» THE REQUEST
Write out the material again exactly, please, and omit the pictures.

* Start DATA EXCERPTS *

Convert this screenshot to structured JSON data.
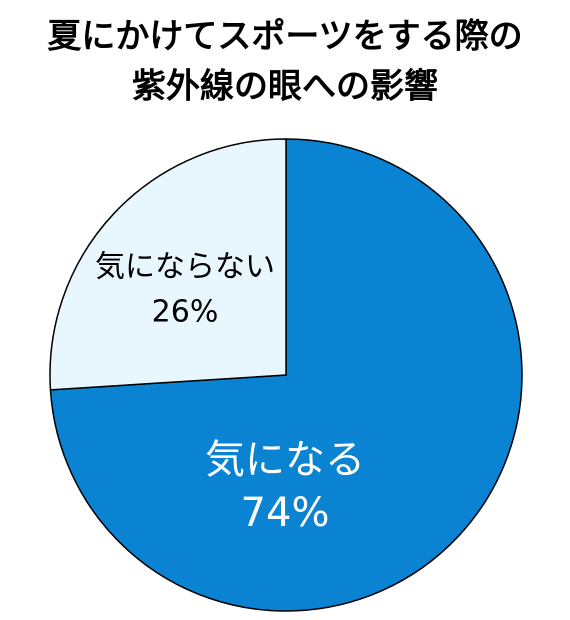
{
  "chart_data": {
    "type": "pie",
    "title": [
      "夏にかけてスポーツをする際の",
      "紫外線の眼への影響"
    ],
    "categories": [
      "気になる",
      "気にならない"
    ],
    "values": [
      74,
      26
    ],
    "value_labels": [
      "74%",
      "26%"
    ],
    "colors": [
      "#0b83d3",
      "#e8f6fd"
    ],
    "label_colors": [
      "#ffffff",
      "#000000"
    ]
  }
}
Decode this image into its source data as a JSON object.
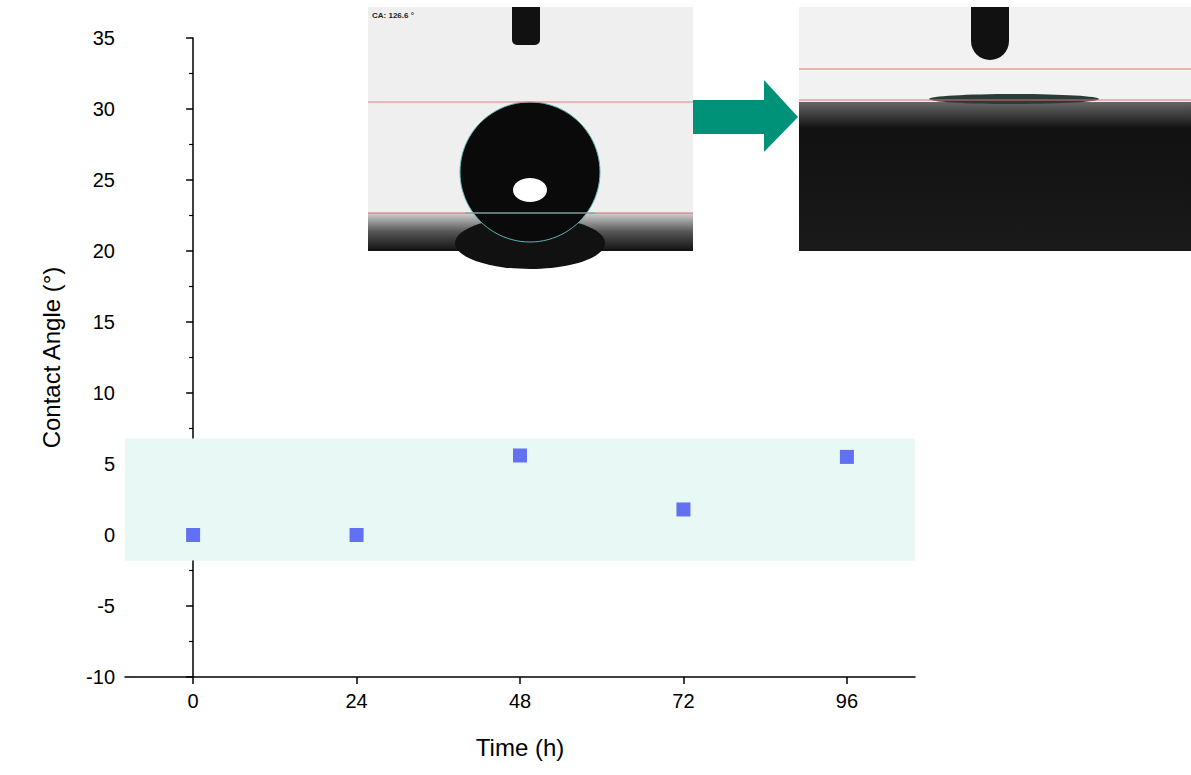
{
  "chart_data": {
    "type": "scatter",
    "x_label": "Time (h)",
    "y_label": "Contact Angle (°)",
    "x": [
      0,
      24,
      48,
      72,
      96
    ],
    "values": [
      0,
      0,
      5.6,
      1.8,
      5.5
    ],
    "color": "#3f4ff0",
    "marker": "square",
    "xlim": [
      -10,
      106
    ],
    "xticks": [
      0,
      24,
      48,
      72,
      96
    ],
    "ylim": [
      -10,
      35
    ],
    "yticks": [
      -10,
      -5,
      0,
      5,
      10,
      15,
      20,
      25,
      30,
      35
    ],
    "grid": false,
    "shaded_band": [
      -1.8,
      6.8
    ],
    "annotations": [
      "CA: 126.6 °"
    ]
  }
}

* End DATA EXCERPTS *

» PROBLEM SOLUTION
Convert this screenshot to structured JSON data.
{
  "chart_data": {
    "type": "pie",
    "title": [
      "夏にかけてスポーツをする際の",
      "紫外線の眼への影響"
    ],
    "categories": [
      "気になる",
      "気にならない"
    ],
    "values": [
      74,
      26
    ],
    "value_labels": [
      "74%",
      "26%"
    ],
    "colors": [
      "#0b83d3",
      "#e8f6fd"
    ],
    "label_colors": [
      "#ffffff",
      "#000000"
    ]
  }
}
Decode this image into its source data as a JSON object.
{
  "chart_data": {
    "type": "scatter",
    "x_label": "Time (h)",
    "y_label": "Contact Angle (°)",
    "x": [
      0,
      24,
      48,
      72,
      96
    ],
    "values": [
      0,
      0,
      5.6,
      1.8,
      5.5
    ],
    "color": "#3f4ff0",
    "marker": "square",
    "xlim": [
      -10,
      106
    ],
    "xticks": [
      0,
      24,
      48,
      72,
      96
    ],
    "ylim": [
      -10,
      35
    ],
    "yticks": [
      -10,
      -5,
      0,
      5,
      10,
      15,
      20,
      25,
      30,
      35
    ],
    "grid": false,
    "shaded_band": [
      -1.8,
      6.8
    ],
    "annotations": [
      "CA: 126.6 °"
    ]
  }
}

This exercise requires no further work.